> **Written request**: For every line in the data below that contains "subtitle", copy the line.

## Begin Supplied data

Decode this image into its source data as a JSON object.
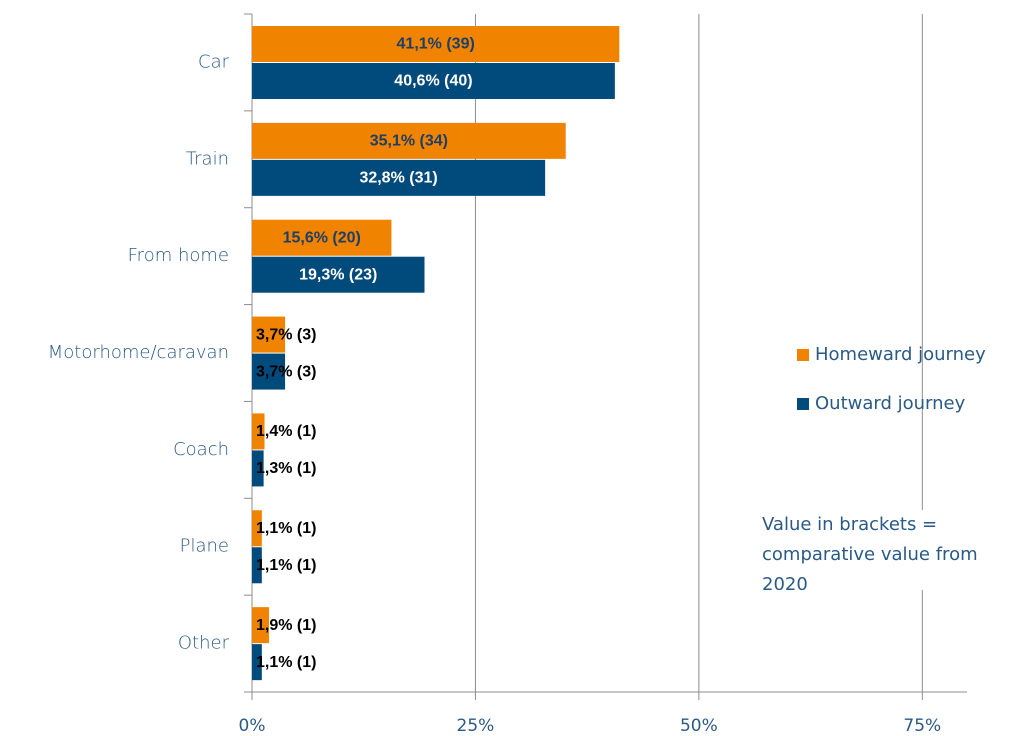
{
  "chart_data": {
    "type": "barh",
    "categories": [
      "Car",
      "Train",
      "From home",
      "Motorhome/caravan",
      "Coach",
      "Plane",
      "Other"
    ],
    "series": [
      {
        "name": "Homeward journey",
        "color": "#f08300",
        "values": [
          41.1,
          35.1,
          15.6,
          3.7,
          1.4,
          1.1,
          1.9
        ],
        "value_labels": [
          "41,1% (39)",
          "35,1% (34)",
          "15,6% (20)",
          "3,7% (3)",
          "1,4% (1)",
          "1,1% (1)",
          "1,9% (1)"
        ]
      },
      {
        "name": "Outward journey",
        "color": "#004b7c",
        "values": [
          40.6,
          32.8,
          19.3,
          3.7,
          1.3,
          1.1,
          1.1
        ],
        "value_labels": [
          "40,6% (40)",
          "32,8% (31)",
          "19,3% (23)",
          "3,7% (3)",
          "1,3% (1)",
          "1,1% (1)",
          "1,1% (1)"
        ]
      }
    ],
    "xlim": [
      0,
      80
    ],
    "xticks": [
      {
        "value": 0,
        "label": "0%"
      },
      {
        "value": 25,
        "label": "25%"
      },
      {
        "value": 50,
        "label": "50%"
      },
      {
        "value": 75,
        "label": "75%"
      }
    ],
    "grid": true,
    "legend": "right",
    "annotation": "Value in brackets = comparative value from 2020"
  }
}
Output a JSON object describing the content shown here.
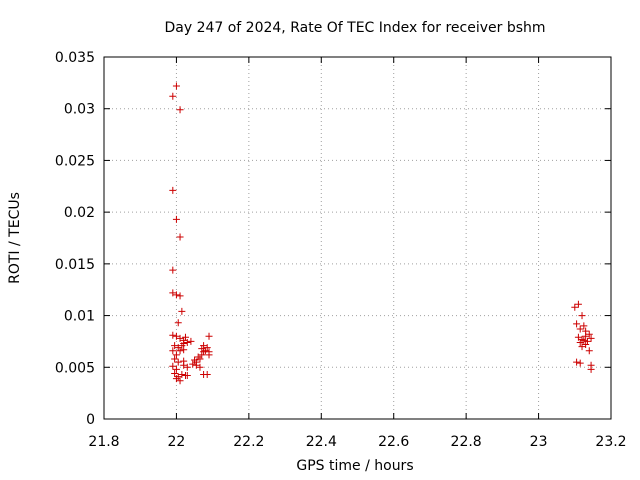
{
  "chart_data": {
    "type": "scatter",
    "title": "Day 247 of 2024, Rate Of TEC Index for receiver bshm",
    "xlabel": "GPS time / hours",
    "ylabel": "ROTI / TECUs",
    "xlim": [
      21.8,
      23.2
    ],
    "ylim": [
      0,
      0.035
    ],
    "xticks": [
      "21.8",
      "22",
      "22.2",
      "22.4",
      "22.6",
      "22.8",
      "23",
      "23.2"
    ],
    "xtick_values": [
      21.8,
      22.0,
      22.2,
      22.4,
      22.6,
      22.8,
      23.0,
      23.2
    ],
    "yticks": [
      "0",
      "0.005",
      "0.01",
      "0.015",
      "0.02",
      "0.025",
      "0.03",
      "0.035"
    ],
    "ytick_values": [
      0,
      0.005,
      0.01,
      0.015,
      0.02,
      0.025,
      0.03,
      0.035
    ],
    "grid": true,
    "legend": "none",
    "marker": "plus",
    "color": "#cc0000",
    "series": [
      {
        "points": [
          [
            21.99,
            0.0312
          ],
          [
            22.0,
            0.0322
          ],
          [
            22.01,
            0.0299
          ],
          [
            21.99,
            0.0221
          ],
          [
            22.0,
            0.0193
          ],
          [
            22.01,
            0.0176
          ],
          [
            21.99,
            0.0144
          ],
          [
            21.99,
            0.0122
          ],
          [
            22.0,
            0.012
          ],
          [
            22.01,
            0.0119
          ],
          [
            22.015,
            0.0104
          ],
          [
            22.005,
            0.0093
          ],
          [
            21.99,
            0.0081
          ],
          [
            22.0,
            0.008
          ],
          [
            22.01,
            0.0078
          ],
          [
            22.02,
            0.0076
          ],
          [
            22.025,
            0.0079
          ],
          [
            22.03,
            0.0074
          ],
          [
            22.04,
            0.0075
          ],
          [
            21.995,
            0.0071
          ],
          [
            22.005,
            0.0069
          ],
          [
            22.015,
            0.0071
          ],
          [
            22.02,
            0.0073
          ],
          [
            21.99,
            0.0066
          ],
          [
            22.0,
            0.0062
          ],
          [
            22.01,
            0.0066
          ],
          [
            22.02,
            0.0067
          ],
          [
            21.995,
            0.0058
          ],
          [
            22.005,
            0.0055
          ],
          [
            22.02,
            0.0056
          ],
          [
            21.99,
            0.0051
          ],
          [
            22.0,
            0.0048
          ],
          [
            22.02,
            0.0052
          ],
          [
            22.03,
            0.005
          ],
          [
            21.995,
            0.0044
          ],
          [
            22.005,
            0.0041
          ],
          [
            22.015,
            0.0043
          ],
          [
            22.025,
            0.0042
          ],
          [
            22.0,
            0.0039
          ],
          [
            22.01,
            0.0037
          ],
          [
            22.03,
            0.0042
          ],
          [
            22.045,
            0.0053
          ],
          [
            22.05,
            0.0057
          ],
          [
            22.055,
            0.0055
          ],
          [
            22.06,
            0.006
          ],
          [
            22.065,
            0.005
          ],
          [
            22.07,
            0.0062
          ],
          [
            22.075,
            0.0065
          ],
          [
            22.08,
            0.0066
          ],
          [
            22.07,
            0.0068
          ],
          [
            22.075,
            0.0071
          ],
          [
            22.085,
            0.0069
          ],
          [
            22.09,
            0.0065
          ],
          [
            22.09,
            0.0062
          ],
          [
            22.09,
            0.008
          ],
          [
            22.075,
            0.0043
          ],
          [
            22.085,
            0.0043
          ],
          [
            22.065,
            0.0058
          ],
          [
            22.055,
            0.0052
          ],
          [
            23.1,
            0.0108
          ],
          [
            23.11,
            0.0111
          ],
          [
            23.12,
            0.01
          ],
          [
            23.105,
            0.0092
          ],
          [
            23.115,
            0.0087
          ],
          [
            23.125,
            0.009
          ],
          [
            23.13,
            0.0085
          ],
          [
            23.11,
            0.0079
          ],
          [
            23.12,
            0.0077
          ],
          [
            23.13,
            0.008
          ],
          [
            23.14,
            0.0082
          ],
          [
            23.115,
            0.0074
          ],
          [
            23.125,
            0.0076
          ],
          [
            23.135,
            0.0075
          ],
          [
            23.145,
            0.0078
          ],
          [
            23.12,
            0.007
          ],
          [
            23.14,
            0.0066
          ],
          [
            23.13,
            0.0072
          ],
          [
            23.105,
            0.0055
          ],
          [
            23.115,
            0.0054
          ],
          [
            23.145,
            0.0052
          ],
          [
            23.145,
            0.0048
          ]
        ]
      }
    ]
  }
}
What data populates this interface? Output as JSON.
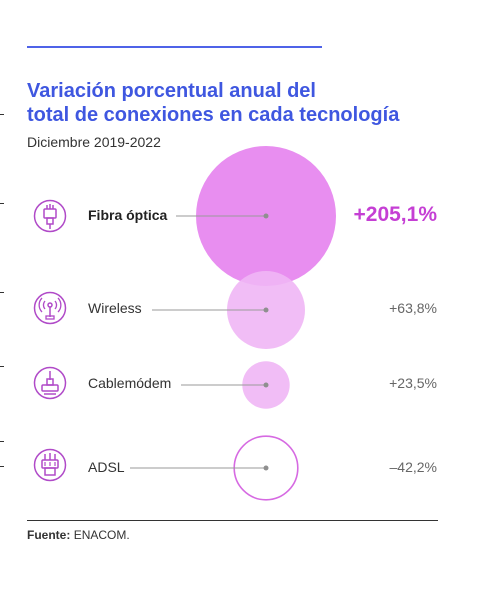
{
  "title_line1": "Variación porcentual anual del",
  "title_line2": "total de conexiones en cada tecnología",
  "subtitle": "Diciembre 2019-2022",
  "source_label": "Fuente:",
  "source_value": "ENACOM.",
  "colors": {
    "title": "#3f57e0",
    "accent_value": "#c53fd4",
    "bubble_strong": "#e88ef0",
    "bubble_light": "#efb6f5",
    "bubble_outline": "#d66ae2",
    "icon": "#b04ac8"
  },
  "chart_data": {
    "type": "bubble",
    "title": "Variación porcentual anual del total de conexiones en cada tecnología",
    "subtitle": "Diciembre 2019-2022",
    "unit": "%",
    "categories": [
      "Fibra óptica",
      "Wireless",
      "Cablemódem",
      "ADSL"
    ],
    "values": [
      205.1,
      63.8,
      23.5,
      -42.2
    ],
    "value_labels": [
      "+205,1%",
      "+63,8%",
      "+23,5%",
      "–42,2%"
    ],
    "icons": [
      "fiber-optic-icon",
      "wireless-antenna-icon",
      "cable-modem-icon",
      "adsl-connector-icon"
    ],
    "negative_style": "outline",
    "source": "Fuente: ENACOM."
  }
}
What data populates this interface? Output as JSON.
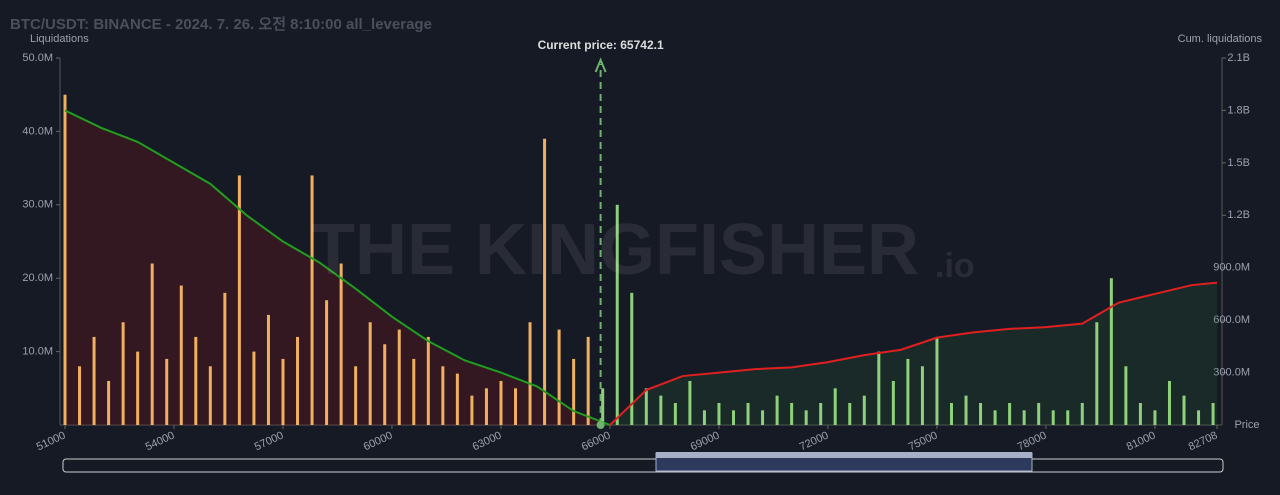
{
  "chart_data": {
    "type": "bar",
    "title": "BTC/USDT: BINANCE - 2024. 7. 26. 오전 8:10:00 all_leverage",
    "y_label": "Liquidations",
    "y2_label": "Cum. liquidations",
    "x_label": "Price",
    "watermark": "THE KINGFISHER",
    "watermark_suffix": ".io",
    "current_price": 65742.1,
    "current_price_label": "Current price: 65742.1",
    "xlim": [
      51000,
      82708
    ],
    "xticks": [
      51000,
      54000,
      57000,
      60000,
      63000,
      66000,
      69000,
      72000,
      75000,
      78000,
      81000,
      82708
    ],
    "ylim": [
      0,
      50000000
    ],
    "yticks": [
      {
        "value": 10000000,
        "label": "10.0M"
      },
      {
        "value": 20000000,
        "label": "20.0M"
      },
      {
        "value": 30000000,
        "label": "30.0M"
      },
      {
        "value": 40000000,
        "label": "40.0M"
      },
      {
        "value": 50000000,
        "label": "50.0M"
      }
    ],
    "y2lim": [
      0,
      2100000000
    ],
    "y2ticks": [
      {
        "value": 300000000,
        "label": "300.0M"
      },
      {
        "value": 600000000,
        "label": "600.0M"
      },
      {
        "value": 900000000,
        "label": "900.0M"
      },
      {
        "value": 1200000000,
        "label": "1.2B"
      },
      {
        "value": 1500000000,
        "label": "1.5B"
      },
      {
        "value": 1800000000,
        "label": "1.8B"
      },
      {
        "value": 2100000000,
        "label": "2.1B"
      }
    ],
    "color_below": "#f0b060",
    "color_above": "#8fd17a",
    "bars": {
      "x": [
        51000,
        51400,
        51800,
        52200,
        52600,
        53000,
        53400,
        53800,
        54200,
        54600,
        55000,
        55400,
        55800,
        56200,
        56600,
        57000,
        57400,
        57800,
        58200,
        58600,
        59000,
        59400,
        59800,
        60200,
        60600,
        61000,
        61400,
        61800,
        62200,
        62600,
        63000,
        63400,
        63800,
        64200,
        64600,
        65000,
        65400,
        65800,
        66200,
        66600,
        67000,
        67400,
        67800,
        68200,
        68600,
        69000,
        69400,
        69800,
        70200,
        70600,
        71000,
        71400,
        71800,
        72200,
        72600,
        73000,
        73400,
        73800,
        74200,
        74600,
        75000,
        75400,
        75800,
        76200,
        76600,
        77000,
        77400,
        77800,
        78200,
        78600,
        79000,
        79400,
        79800,
        80200,
        80600,
        81000,
        81400,
        81800,
        82200,
        82600
      ],
      "values": [
        45000000,
        8000000,
        12000000,
        6000000,
        14000000,
        10000000,
        22000000,
        9000000,
        19000000,
        12000000,
        8000000,
        18000000,
        34000000,
        10000000,
        15000000,
        9000000,
        12000000,
        34000000,
        17000000,
        22000000,
        8000000,
        14000000,
        11000000,
        13000000,
        9000000,
        12000000,
        8000000,
        7000000,
        4000000,
        5000000,
        6000000,
        5000000,
        14000000,
        39000000,
        13000000,
        9000000,
        12000000,
        5000000,
        30000000,
        18000000,
        5000000,
        4000000,
        3000000,
        6000000,
        2000000,
        3000000,
        2000000,
        3000000,
        2000000,
        4000000,
        3000000,
        2000000,
        3000000,
        5000000,
        3000000,
        4000000,
        10000000,
        6000000,
        9000000,
        8000000,
        12000000,
        3000000,
        4000000,
        3000000,
        2000000,
        3000000,
        2000000,
        3000000,
        2000000,
        2000000,
        3000000,
        14000000,
        20000000,
        8000000,
        3000000,
        2000000,
        6000000,
        4000000,
        2000000,
        3000000
      ]
    },
    "lines": [
      {
        "color": "#1f9e1f",
        "fill": "rgba(120,20,30,0.3)",
        "axis": "y2",
        "x": [
          51000,
          52000,
          53000,
          54000,
          55000,
          56000,
          57000,
          58000,
          59000,
          60000,
          61000,
          62000,
          63000,
          64000,
          65000,
          66000
        ],
        "values": [
          1800000000,
          1700000000,
          1620000000,
          1500000000,
          1380000000,
          1200000000,
          1050000000,
          930000000,
          780000000,
          620000000,
          480000000,
          370000000,
          300000000,
          220000000,
          80000000,
          0
        ]
      },
      {
        "color": "#e02020",
        "fill": "rgba(40,90,50,0.25)",
        "axis": "y2",
        "x": [
          66000,
          67000,
          68000,
          69000,
          70000,
          71000,
          72000,
          73000,
          74000,
          75000,
          76000,
          77000,
          78000,
          79000,
          80000,
          81000,
          82000,
          82708
        ],
        "values": [
          0,
          200000000,
          280000000,
          300000000,
          320000000,
          330000000,
          360000000,
          400000000,
          430000000,
          500000000,
          530000000,
          550000000,
          560000000,
          580000000,
          700000000,
          750000000,
          800000000,
          815000000
        ]
      }
    ]
  }
}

## End Supplied data

> **Response to the task**:
  "subtitle": "Diciembre 2019-2022",
    "subtitle": "Diciembre 2019-2022",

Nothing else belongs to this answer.